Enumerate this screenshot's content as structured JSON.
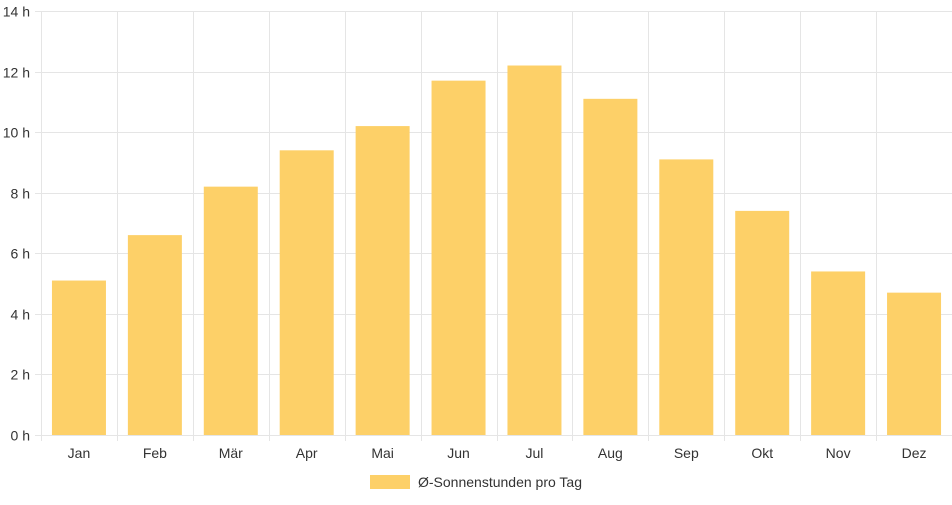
{
  "chart_data": {
    "type": "bar",
    "categories": [
      "Jan",
      "Feb",
      "Mär",
      "Apr",
      "Mai",
      "Jun",
      "Jul",
      "Aug",
      "Sep",
      "Okt",
      "Nov",
      "Dez"
    ],
    "series": [
      {
        "name": "Ø-Sonnenstunden pro Tag",
        "values": [
          5.1,
          6.6,
          8.2,
          9.4,
          10.2,
          11.7,
          12.2,
          11.1,
          9.1,
          7.4,
          5.4,
          4.7
        ],
        "color": "#fdd068"
      }
    ],
    "ylim": [
      0,
      14
    ],
    "y_ticks": [
      "0 h",
      "2 h",
      "4 h",
      "6 h",
      "8 h",
      "10 h",
      "12 h",
      "14 h"
    ],
    "y_tick_values": [
      0,
      2,
      4,
      6,
      8,
      10,
      12,
      14
    ],
    "grid": true,
    "legend": "bottom-center",
    "title": "",
    "xlabel": "",
    "ylabel": ""
  },
  "colors": {
    "grid": "#e5e5e5",
    "axis_text": "#333333"
  }
}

Written task -
All records should be output exactly, with the pictures left out.

Response to the exercise -
Enumerate this screenshot's content as structured JSON.
{
  "chart_data": {
    "type": "bar",
    "categories": [
      "Jan",
      "Feb",
      "Mär",
      "Apr",
      "Mai",
      "Jun",
      "Jul",
      "Aug",
      "Sep",
      "Okt",
      "Nov",
      "Dez"
    ],
    "series": [
      {
        "name": "Ø-Sonnenstunden pro Tag",
        "values": [
          5.1,
          6.6,
          8.2,
          9.4,
          10.2,
          11.7,
          12.2,
          11.1,
          9.1,
          7.4,
          5.4,
          4.7
        ],
        "color": "#fdd068"
      }
    ],
    "ylim": [
      0,
      14
    ],
    "y_ticks": [
      "0 h",
      "2 h",
      "4 h",
      "6 h",
      "8 h",
      "10 h",
      "12 h",
      "14 h"
    ],
    "y_tick_values": [
      0,
      2,
      4,
      6,
      8,
      10,
      12,
      14
    ],
    "grid": true,
    "legend": "bottom-center",
    "title": "",
    "xlabel": "",
    "ylabel": ""
  },
  "colors": {
    "grid": "#e5e5e5",
    "axis_text": "#333333"
  }
}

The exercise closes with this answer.